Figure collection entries

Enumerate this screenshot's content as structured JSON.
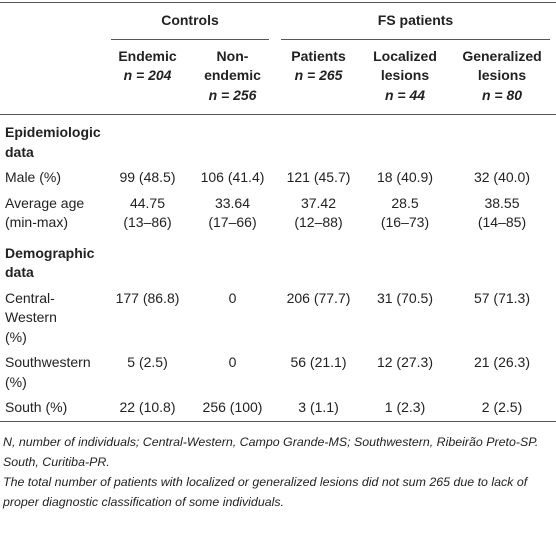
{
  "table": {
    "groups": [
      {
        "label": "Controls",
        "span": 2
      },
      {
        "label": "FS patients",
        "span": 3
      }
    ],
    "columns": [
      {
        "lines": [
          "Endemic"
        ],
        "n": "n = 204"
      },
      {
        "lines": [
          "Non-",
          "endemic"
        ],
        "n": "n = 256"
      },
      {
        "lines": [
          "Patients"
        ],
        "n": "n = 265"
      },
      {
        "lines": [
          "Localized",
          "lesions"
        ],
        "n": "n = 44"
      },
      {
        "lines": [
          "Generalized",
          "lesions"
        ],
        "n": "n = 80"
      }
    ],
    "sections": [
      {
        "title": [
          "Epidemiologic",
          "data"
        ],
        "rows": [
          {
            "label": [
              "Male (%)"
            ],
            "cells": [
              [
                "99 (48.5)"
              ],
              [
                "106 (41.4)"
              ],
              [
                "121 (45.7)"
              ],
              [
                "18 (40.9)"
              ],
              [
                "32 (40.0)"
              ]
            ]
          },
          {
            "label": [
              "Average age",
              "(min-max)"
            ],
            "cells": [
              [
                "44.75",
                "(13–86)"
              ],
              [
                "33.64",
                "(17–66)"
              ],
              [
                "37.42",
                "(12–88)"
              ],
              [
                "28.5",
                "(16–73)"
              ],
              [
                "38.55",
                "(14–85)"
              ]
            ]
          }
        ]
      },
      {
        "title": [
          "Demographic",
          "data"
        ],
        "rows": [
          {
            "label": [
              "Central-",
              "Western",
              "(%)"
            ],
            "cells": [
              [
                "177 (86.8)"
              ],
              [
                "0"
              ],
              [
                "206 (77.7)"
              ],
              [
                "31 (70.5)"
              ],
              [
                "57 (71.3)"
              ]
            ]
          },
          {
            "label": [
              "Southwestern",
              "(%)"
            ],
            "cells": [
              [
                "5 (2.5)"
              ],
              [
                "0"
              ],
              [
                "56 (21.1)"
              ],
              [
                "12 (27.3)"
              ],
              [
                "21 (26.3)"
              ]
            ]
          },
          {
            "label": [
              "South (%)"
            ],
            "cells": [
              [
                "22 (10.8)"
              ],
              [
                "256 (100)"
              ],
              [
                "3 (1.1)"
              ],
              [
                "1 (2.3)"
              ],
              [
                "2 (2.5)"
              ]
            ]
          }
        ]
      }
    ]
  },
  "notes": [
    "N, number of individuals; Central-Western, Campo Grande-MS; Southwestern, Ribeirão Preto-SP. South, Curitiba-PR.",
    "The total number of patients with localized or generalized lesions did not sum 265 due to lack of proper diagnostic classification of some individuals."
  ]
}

--

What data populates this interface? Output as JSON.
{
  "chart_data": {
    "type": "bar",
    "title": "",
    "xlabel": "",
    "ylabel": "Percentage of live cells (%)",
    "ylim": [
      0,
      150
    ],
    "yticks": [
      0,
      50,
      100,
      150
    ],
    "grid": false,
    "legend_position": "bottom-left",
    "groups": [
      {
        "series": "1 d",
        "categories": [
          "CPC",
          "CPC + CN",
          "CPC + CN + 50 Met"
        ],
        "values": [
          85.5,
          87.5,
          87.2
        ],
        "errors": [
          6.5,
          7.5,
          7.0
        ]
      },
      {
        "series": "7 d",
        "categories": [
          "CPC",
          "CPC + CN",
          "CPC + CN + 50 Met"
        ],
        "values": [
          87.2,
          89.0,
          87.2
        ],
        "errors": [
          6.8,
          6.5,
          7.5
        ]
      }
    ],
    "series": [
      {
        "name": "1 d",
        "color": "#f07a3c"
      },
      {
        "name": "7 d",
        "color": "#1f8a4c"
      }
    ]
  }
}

_WORK TO BE COMPLETED:_ What lines above mention "individuals"? Copy each one.

_ANSWER:_
    "N, number of individuals; Central-Western, Campo Grande-MS; Southwestern, Ribeirão Preto-SP. South, Curitiba-PR.",
    "The total number of patients with localized or generalized lesions did not sum 265 due to lack of proper diagnostic classification of some individuals."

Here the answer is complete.